▼
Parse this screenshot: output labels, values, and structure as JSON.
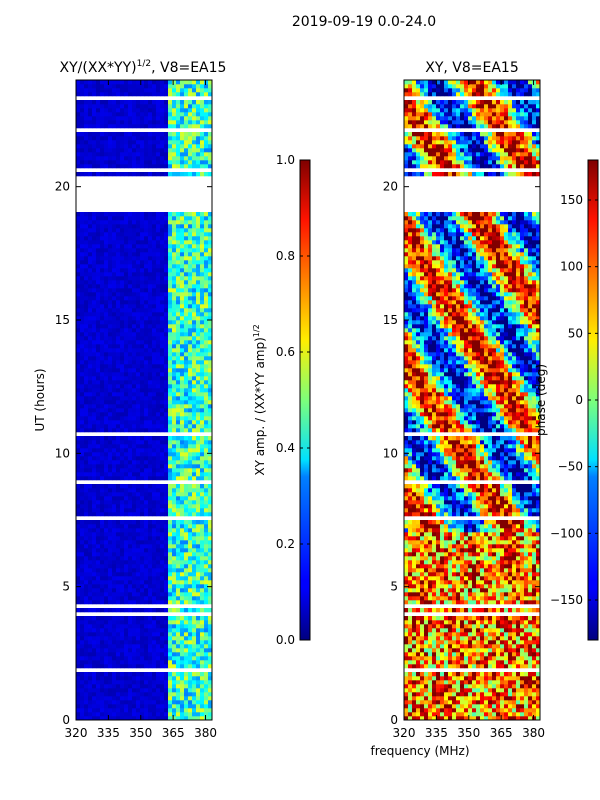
{
  "figure": {
    "suptitle": "2019-09-19 0.0-24.0",
    "xlabel": "frequency (MHz)"
  },
  "chart_data": [
    {
      "type": "heatmap",
      "title_main": "XY/(XX*YY)",
      "title_sup": "1/2",
      "title_tail": ", V8=EA15",
      "ylabel": "UT (hours)",
      "x_ticks": [
        320,
        335,
        350,
        365,
        380
      ],
      "y_ticks": [
        0,
        5,
        10,
        15,
        20
      ],
      "xlim": [
        320,
        383
      ],
      "ylim": [
        0,
        24
      ],
      "gaps_hours": [
        [
          19.0,
          20.3
        ],
        [
          22.0,
          22.1
        ],
        [
          23.2,
          23.35
        ]
      ],
      "colorbar": {
        "label_main": "XY amp. / (XX*YY amp)",
        "label_sup": "1/2",
        "range": [
          0.0,
          1.0
        ],
        "ticks": [
          "0.0",
          "0.2",
          "0.4",
          "0.6",
          "0.8",
          "1.0"
        ],
        "tick_values": [
          0.0,
          0.2,
          0.4,
          0.6,
          0.8,
          1.0
        ]
      }
    },
    {
      "type": "heatmap",
      "title": "XY, V8=EA15",
      "ylabel": "phase (deg)",
      "x_ticks": [
        320,
        335,
        350,
        365,
        380
      ],
      "y_ticks": [
        0,
        5,
        10,
        15,
        20
      ],
      "xlim": [
        320,
        383
      ],
      "ylim": [
        0,
        24
      ],
      "gaps_hours": [
        [
          19.0,
          20.3
        ],
        [
          22.0,
          22.1
        ],
        [
          23.2,
          23.35
        ]
      ],
      "colorbar": {
        "range": [
          -180,
          180
        ],
        "ticks": [
          "150",
          "100",
          "50",
          "0",
          "−50",
          "−100",
          "−150"
        ],
        "tick_values": [
          150,
          100,
          50,
          0,
          -50,
          -100,
          -150
        ]
      }
    }
  ]
}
▲
Each entry above should be reproduced exactly, with the pictures removed.

- [Expected answer]
Parse this screenshot: output labels, values, and structure as JSON.
{
  "figure": {
    "suptitle": "2019-09-19 0.0-24.0",
    "xlabel": "frequency (MHz)"
  },
  "chart_data": [
    {
      "type": "heatmap",
      "title_main": "XY/(XX*YY)",
      "title_sup": "1/2",
      "title_tail": ", V8=EA15",
      "ylabel": "UT (hours)",
      "x_ticks": [
        320,
        335,
        350,
        365,
        380
      ],
      "y_ticks": [
        0,
        5,
        10,
        15,
        20
      ],
      "xlim": [
        320,
        383
      ],
      "ylim": [
        0,
        24
      ],
      "gaps_hours": [
        [
          19.0,
          20.3
        ],
        [
          22.0,
          22.1
        ],
        [
          23.2,
          23.35
        ]
      ],
      "colorbar": {
        "label_main": "XY amp. / (XX*YY amp)",
        "label_sup": "1/2",
        "range": [
          0.0,
          1.0
        ],
        "ticks": [
          "0.0",
          "0.2",
          "0.4",
          "0.6",
          "0.8",
          "1.0"
        ],
        "tick_values": [
          0.0,
          0.2,
          0.4,
          0.6,
          0.8,
          1.0
        ]
      }
    },
    {
      "type": "heatmap",
      "title": "XY, V8=EA15",
      "ylabel": "phase (deg)",
      "x_ticks": [
        320,
        335,
        350,
        365,
        380
      ],
      "y_ticks": [
        0,
        5,
        10,
        15,
        20
      ],
      "xlim": [
        320,
        383
      ],
      "ylim": [
        0,
        24
      ],
      "gaps_hours": [
        [
          19.0,
          20.3
        ],
        [
          22.0,
          22.1
        ],
        [
          23.2,
          23.35
        ]
      ],
      "colorbar": {
        "range": [
          -180,
          180
        ],
        "ticks": [
          "150",
          "100",
          "50",
          "0",
          "−50",
          "−100",
          "−150"
        ],
        "tick_values": [
          150,
          100,
          50,
          0,
          -50,
          -100,
          -150
        ]
      }
    }
  ]
}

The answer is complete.